== Segment start ==

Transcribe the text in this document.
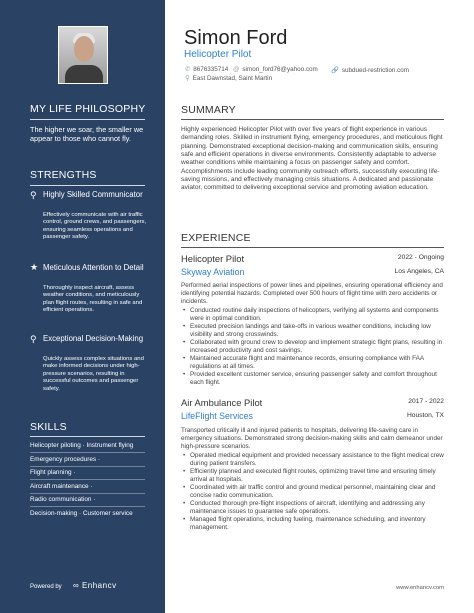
MY LIFE PHILOSOPHY
The higher we soar, the smaller we appear to those who cannot fly.
STRENGTHS
⚲ Highly Skilled Communicator
Effectively communicate with air traffic control, ground crews, and passengers, ensuring seamless operations and passenger safety.
★ Meticulous Attention to Detail
Thoroughly inspect aircraft, assess weather conditions, and meticulously plan flight routes, resulting in safe and efficient operations.
⚲ Exceptional Decision-Making
Quickly assess complex situations and make informed decisions under high-pressure scenarios, resulting in successful outcomes and passenger safety.
SKILLS
Helicopter piloting · Instrument flying
Emergency procedures ·
Flight planning ·
Aircraft maintenance ·
Radio communication ·
Decision-making · Customer service
Powered by ∞ Enhancv
Simon Ford
Helicopter Pilot
✆ 8676335714 @ simon_ford76@yahoo.com 🔗 subdued-restriction.com
⚲ East Dawnstad, Saint Martin
SUMMARY
Highly experienced Helicopter Pilot with over five years of flight experience in various demanding roles. Skilled in instrument flying, emergency procedures, and meticulous flight planning. Demonstrated exceptional decision-making and communication skills, ensuring safe and efficient operations in diverse environments. Consistently adaptable to adverse weather conditions while maintaining a focus on passenger safety and comfort. Accomplishments include leading community outreach efforts, successfully executing life-saving missions, and effectively managing crisis situations. A dedicated and passionate aviator, committed to delivering exceptional service and promoting aviation education.
EXPERIENCE
Helicopter Pilot	2022 - Ongoing
Skyway Aviation	Los Angeles, CA
Performed aerial inspections of power lines and pipelines, ensuring operational efficiency and identifying potential hazards. Completed over 500 hours of flight time with zero accidents or incidents.
• Conducted routine daily inspections of helicopters, verifying all systems and components were in optimal condition.
• Executed precision landings and take-offs in various weather conditions, including low visibility and strong crosswinds.
• Collaborated with ground crew to develop and implement strategic flight plans, resulting in increased productivity and cost savings.
• Maintained accurate flight and maintenance records, ensuring compliance with FAA regulations at all times.
• Provided excellent customer service, ensuring passenger safety and comfort throughout each flight.
Air Ambulance Pilot	2017 - 2022
LifeFlight Services	Houston, TX
Transported critically ill and injured patients to hospitals, delivering life-saving care in emergency situations. Demonstrated strong decision-making skills and calm demeanor under high-pressure scenarios.
• Operated medical equipment and provided necessary assistance to the flight medical crew during patient transfers.
• Efficiently planned and executed flight routes, optimizing travel time and ensuring timely arrival at hospitals.
• Coordinated with air traffic control and ground medical personnel, maintaining clear and concise radio communication.
• Conducted thorough pre-flight inspections of aircraft, identifying and addressing any maintenance issues to guarantee safe operations.
• Managed flight operations, including fueling, maintenance scheduling, and inventory management.
www.enhancv.com
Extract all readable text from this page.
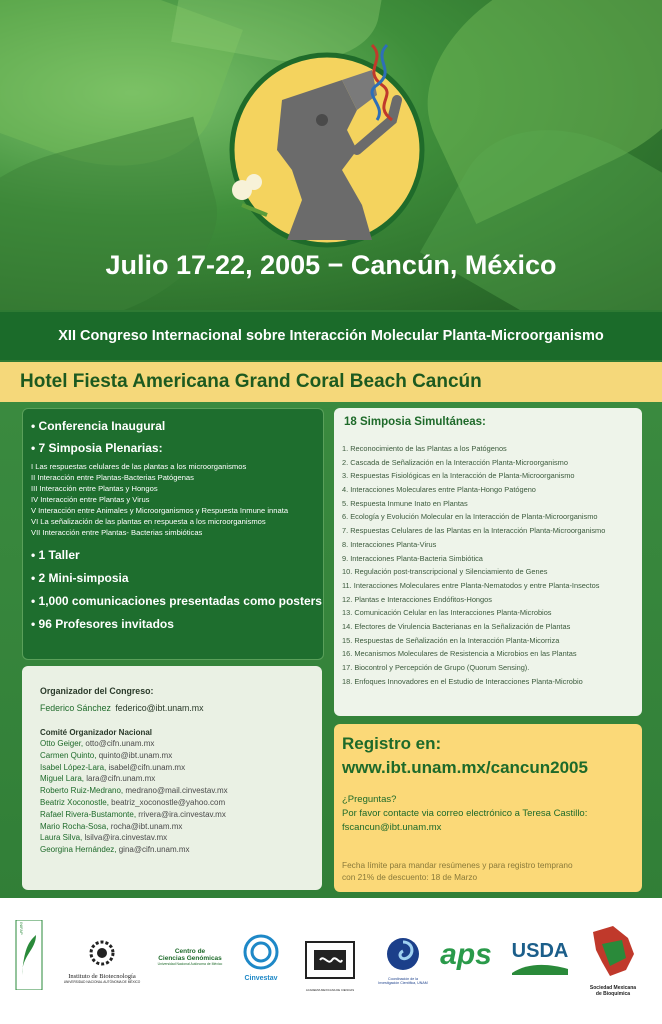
Julio 17-22, 2005 − Cancún, México
XII Congreso Internacional sobre Interacción Molecular Planta-Microorganismo
Hotel Fiesta Americana Grand Coral Beach Cancún
• Conferencia Inaugural
• 7 Simposia Plenarias:
I Las respuestas celulares de las plantas a los microorganismos
II Interacción entre Plantas-Bacterias Patógenas
III Interacción entre Plantas y Hongos
IV Interacción entre Plantas y Virus
V Interacción entre Animales y Microorganismos y Respuesta Inmune innata
VI La señalización de las plantas en respuesta a los microorganismos
VII Interacción entre Plantas- Bacterias simbióticas
• 1 Taller
• 2 Mini-simposia
• 1,000 comunicaciones presentadas como posters
• 96 Profesores invitados
18 Simposia Simultáneas:
1. Reconocimiento de las Plantas a los Patógenos
2. Cascada de Señalización en la Interacción Planta-Microorganismo
3. Respuestas Fisiológicas en la Interacción de Planta-Microorganismo
4. Interacciones Moleculares entre Planta-Hongo Patógeno
5. Respuesta Inmune Inato en Plantas
6. Ecología y Evolución Molecular en la Interacción de Planta-Microorganismo
7. Respuestas Celulares de las Plantas en la Interacción Planta-Microorganismo
8. Interacciones Planta-Virus
9. Interacciones Planta-Bacteria Simbiótica
10. Regulación post-transcripcional y Silenciamiento de Genes
11. Interacciones Moleculares entre Planta-Nematodos y entre Planta-Insectos
12. Plantas e Interacciones Endófitos-Hongos
13. Comunicación Celular en las Interacciones Planta-Microbios
14. Efectores de Virulencia Bacterianas en la Señalización de Plantas
15. Respuestas de Señalización en la Interacción Planta-Micorriza
16. Mecanismos Moleculares de Resistencia a Microbios en las Plantas
17. Biocontrol y Percepción de Grupo (Quorum Sensing).
18. Enfoques Innovadores en el Estudio de Interacciones Planta-Microbio
Organizador del Congreso:
Federico Sánchez federico@ibt.unam.mx
Comité Organizador Nacional
Otto Geiger, otto@cifn.unam.mx
Carmen Quinto, quinto@ibt.unam.mx
Isabel López-Lara, isabel@cifn.unam.mx
Miguel Lara, lara@cifn.unam.mx
Roberto Ruiz-Medrano, medrano@mail.cinvestav.mx
Beatriz Xoconostle, beatriz_xoconostle@yahoo.com
Rafael Rivera-Bustamonte, rrivera@ira.cinvestav.mx
Mario Rocha-Sosa, rocha@ibt.unam.mx
Laura Silva, lsilva@ira.cinvestav.mx
Georgina Hernández, gina@cifn.unam.mx
Registro en:
www.ibt.unam.mx/cancun2005
¿Preguntas?
Por favor contacte via correo electrónico a Teresa Castillo:
fscancun@ibt.unam.mx
Fecha límite para mandar resúmenes y para registro temprano
con 21% de descuento: 18 de Marzo
INIFAP
Instituto de Biotecnología
UNIVERSIDAD NACIONAL AUTÓNOMA DE MÉXICO
Centro de
Ciencias Genómicas
Universidad Nacional Autónoma de México
Cinvestav
ACADEMIA MEXICANA DE CIENCIAS
Coordinación de la
Investigación Científica, UNAM
aps USDA
Sociedad Mexicana
de Bioquímica
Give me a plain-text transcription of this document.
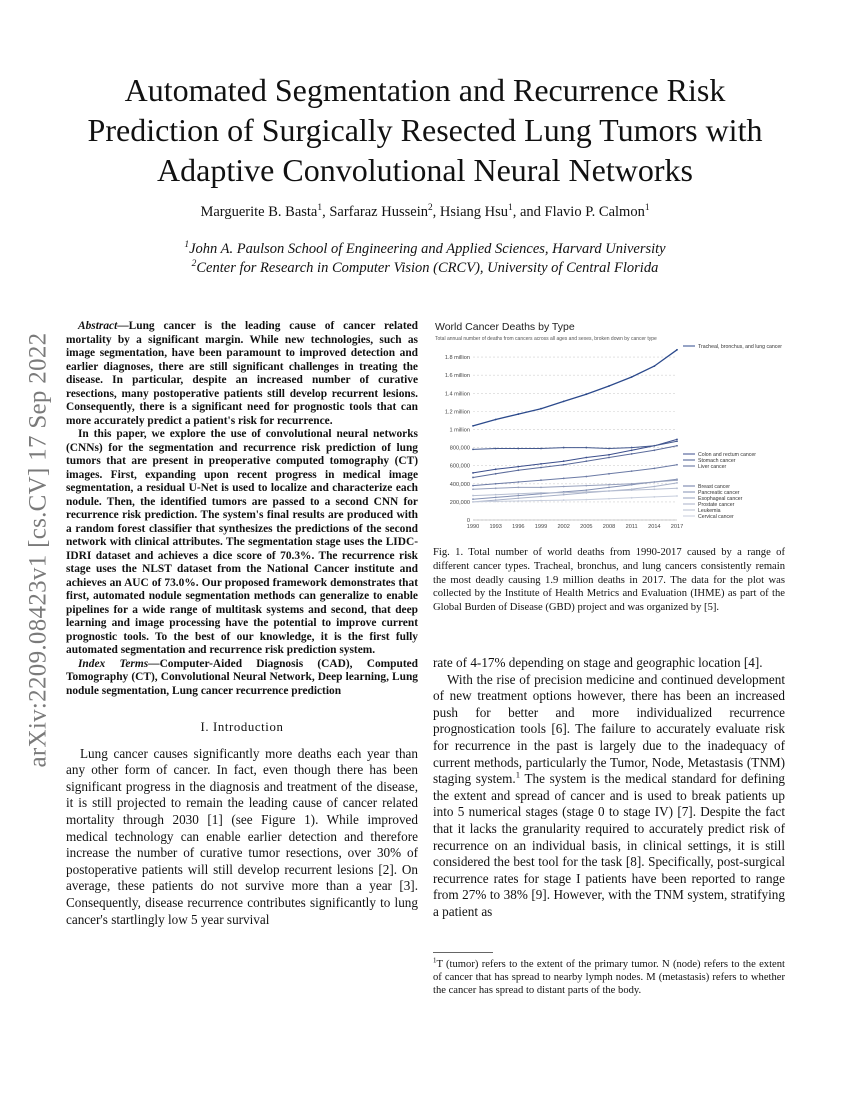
arXiv:2209.08423v1 [cs.CV] 17 Sep 2022
Automated Segmentation and Recurrence Risk Prediction of Surgically Resected Lung Tumors with Adaptive Convolutional Neural Networks
Marguerite B. Basta$^1$, Sarfaraz Hussein$^2$, Hsiang Hsu$^1$, and Flavio P. Calmon$^1$
$^1$John A. Paulson School of Engineering and Applied Sciences, Harvard University
$^2$Center for Research in Computer Vision (CRCV), University of Central Florida

Abstract—Lung cancer is the leading cause of cancer related mortality by a significant margin. While new technologies, such as image segmentation, have been paramount to improved detection and earlier diagnoses, there are still significant challenges in treating the disease. In particular, despite an increased number of curative resections, many postoperative patients still develop recurrent lesions. Consequently, there is a significant need for prognostic tools that can more accurately predict a patient's risk for recurrence.

In this paper, we explore the use of convolutional neural networks (CNNs) for the segmentation and recurrence risk prediction of lung tumors that are present in preoperative computed tomography (CT) images. First, expanding upon recent progress in medical image segmentation, a residual U-Net is used to localize and characterize each nodule. Then, the identified tumors are passed to a second CNN for recurrence risk prediction. The system's final results are produced with a random forest classifier that synthesizes the predictions of the second network with clinical attributes. The segmentation stage uses the LIDC-IDRI dataset and achieves a dice score of 70.3%. The recurrence risk stage uses the NLST dataset from the National Cancer institute and achieves an AUC of 73.0%. Our proposed framework demonstrates that first, automated nodule segmentation methods can generalize to enable pipelines for a wide range of multitask systems and second, that deep learning and image processing have the potential to improve current prognostic tools. To the best of our knowledge, it is the first fully automated segmentation and recurrence risk prediction system.

Index Terms—Computer-Aided Diagnosis (CAD), Computed Tomography (CT), Convolutional Neural Network, Deep learning, Lung nodule segmentation, Lung cancer recurrence prediction

I. Introduction

Lung cancer causes significantly more deaths each year than any other form of cancer. In fact, even though there has been significant progress in the diagnosis and treatment of the disease, it is still projected to remain the leading cause of cancer related mortality through 2030 [1] (see Figure 1). While improved medical technology can enable earlier detection and therefore increase the number of curative tumor resections, over 30% of postoperative patients will still develop recurrent lesions [2]. On average, these patients do not survive more than a year [3]. Consequently, disease recurrence contributes significantly to lung cancer's startlingly low 5 year survival

World Cancer Deaths by Type
Total annual number of deaths from cancers across all ages and sexes, broken down by cancer type
0
200,000
400,000
600,000
800,000
1 million
1.2 million
1.4 million
1.6 million
1.8 million
1990 1993 1996 1999 2002 2005 2008 2011 2014 2017
Tracheal, bronchus, and lung cancer
Colon and rectum cancer
Stomach cancer
Liver cancer
Breast cancer
Pancreatic cancer
Esophageal cancer
Prostate cancer
Leukemia
Cervical cancer
Fig. 1. Total number of world deaths from 1990-2017 caused by a range of different cancer types. Tracheal, bronchus, and lung cancers consistently remain the most deadly causing 1.9 million deaths in 2017. The data for the plot was collected by the Institute of Health Metrics and Evaluation (IHME) as part of the Global Burden of Disease (GBD) project and was organized by [5].

rate of 4-17% depending on stage and geographic location [4].

With the rise of precision medicine and continued development of new treatment options however, there has been an increased push for better and more individualized recurrence prognostication tools [6]. The failure to accurately evaluate risk for recurrence in the past is largely due to the inadequacy of current methods, particularly the Tumor, Node, Metastasis (TNM) staging system.$^1$ The system is the medical standard for defining the extent and spread of cancer and is used to break patients up into 5 numerical stages (stage 0 to stage IV) [7]. Despite the fact that it lacks the granularity required to accurately predict risk of recurrence on an individual basis, in clinical settings, it is still considered the best tool for the task [8]. Specifically, post-surgical recurrence rates for stage I patients have been reported to range from 27% to 38% [9]. However, with the TNM system, stratifying a patient as

$^1$T (tumor) refers to the extent of the primary tumor. N (node) refers to the extent of cancer that has spread to nearby lymph nodes. M (metastasis) refers to whether the cancer has spread to distant parts of the body.
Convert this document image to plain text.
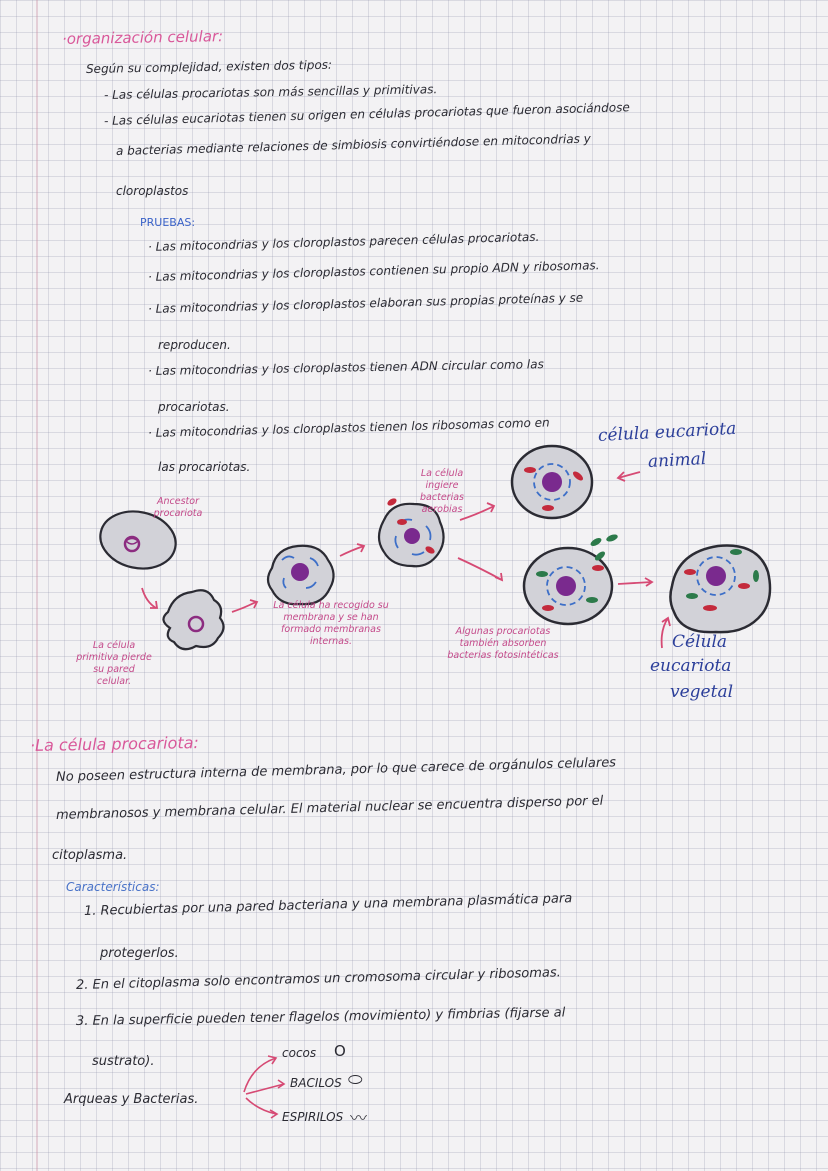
·organización celular:
Según su complejidad, existen dos tipos:
- Las células procariotas son más sencillas y primitivas.
- Las células eucariotas tienen su origen en células procariotas que fueron asociándose
a bacterias mediante relaciones de simbiosis convirtiéndose en mitocondrias y
cloroplastos
PRUEBAS:
· Las mitocondrias y los cloroplastos parecen células procariotas.
· Las mitocondrias y los cloroplastos contienen su propio ADN y ribosomas.
· Las mitocondrias y los cloroplastos elaboran sus propias proteínas y se
reproducen.
· Las mitocondrias y los cloroplastos tienen ADN circular como las
procariotas.
· Las mitocondrias y los cloroplastos tienen los ribosomas como en
las procariotas.
Ancestor procariota
La célula primitiva pierde su pared celular.
La célula ha recogido su membrana y se han formado membranas internas.
La célula ingiere bacterias aerobias
Algunas procariotas también absorben bacterias fotosintéticas
célula eucariota
animal
Célula
eucariota
vegetal
·La célula procariota:
No poseen estructura interna de membrana, por lo que carece de orgánulos celulares
membranosos y membrana celular. El material nuclear se encuentra disperso por el
citoplasma.
Características:
1. Recubiertas por una pared bacteriana y una membrana plasmática para
protegerlos.
2. En el citoplasma solo encontramos un cromosoma circular y ribosomas.
3. En la superficie pueden tener flagelos (movimiento) y fimbrias (fijarse al
sustrato).
Arqueas y Bacterias.
cocos O
BACILOS ⬭
ESPIRILOS 〰
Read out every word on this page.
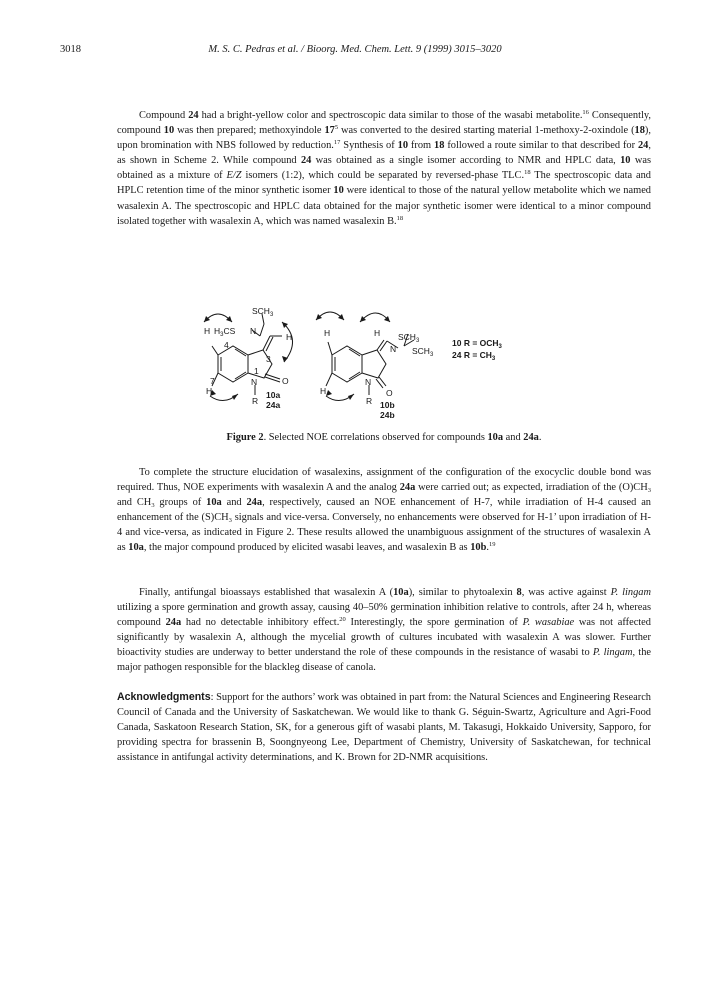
3018	M. S. C. Pedras et al. / Bioorg. Med. Chem. Lett. 9 (1999) 3015–3020

Compound 24 had a bright-yellow color and spectroscopic data similar to those of the wasabi metabolite.$^{16}$ Consequently, compound 10 was then prepared; methoxyindole $17^5$ was converted to the desired starting material 1-methoxy-2-oxindole (18), upon bromination with NBS followed by reduction.$^{17}$ Synthesis of 10 from 18 followed a route similar to that described for 24, as shown in Scheme 2. While compound 24 was obtained as a single isomer according to NMR and HPLC data, 10 was obtained as a mixture of E/Z isomers (1:2), which could be separated by reversed-phase TLC.$^{18}$ The spectroscopic data and HPLC retention time of the minor synthetic isomer 10 were identical to those of the natural yellow metabolite which we named wasalexin A. The spectroscopic and HPLC data obtained for the major synthetic isomer were identical to a minor compound isolated together with wasalexin A, which was named wasalexin B.$^{18}$

$SCH_3$
H $H_3CS$ N
H
4
3
1
N	O
7
H
R
10a
24a
H	H $SCH_3$
N $SCH_3$
N
O
H
R 10b
24b
10 $R = OCH_3$
24 $R = CH_3$
Figure 2. Selected NOE correlations observed for compounds 10a and 24a.

To complete the structure elucidation of wasalexins, assignment of the configuration of the exocyclic double bond was required. Thus, NOE experiments with wasalexin A and the analog 24a were carried out; as expected, irradiation of the $(O)CH_3$ and $CH_3$ groups of 10a and 24a, respectively, caused an NOE enhancement of H-7, while irradiation of H-4 caused an enhancement of the $(S)CH_3$ signals and vice-versa. Conversely, no enhancements were observed for H-1’ upon irradiation of H-4 and vice-versa, as indicated in Figure 2. These results allowed the unambiguous assignment of the structures of wasalexin A as 10a, the major compound produced by elicited wasabi leaves, and wasalexin B as 10b.$^{19}$

Finally, antifungal bioassays established that wasalexin A (10a), similar to phytoalexin 8, was active against P. lingam utilizing a spore germination and growth assay, causing 40–50% germination inhibition relative to controls, after 24 h, whereas compound 24a had no detectable inhibitory effect.$^{20}$ Interestingly, the spore germination of P. wasabiae was not affected significantly by wasalexin A, although the mycelial growth of cultures incubated with wasalexin A was slower. Further bioactivity studies are underway to better understand the role of these compounds in the resistance of wasabi to P. lingam, the major pathogen responsible for the blackleg disease of canola.

Acknowledgments: Support for the authors’ work was obtained in part from: the Natural Sciences and Engineering Research Council of Canada and the University of Saskatchewan. We would like to thank G. Séguin-Swartz, Agriculture and Agri-Food Canada, Saskatoon Research Station, SK, for a generous gift of wasabi plants, M. Takasugi, Hokkaido University, Sapporo, for providing spectra for brassenin B, Soongnyeong Lee, Department of Chemistry, University of Saskatchewan, for technical assistance in antifungal activity determinations, and K. Brown for 2D-NMR acquisitions.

== Segment end ==

▶ _Task details_:
Show the lines of the material that contain the word "como".

▶ _Result of the exercise_:
• 1,000 comunicaciones presentadas como posters
· Las mitocondrias y los cloroplastos tienen ADN circular como las
· Las mitocondrias y los cloroplastos tienen los ribosomas como en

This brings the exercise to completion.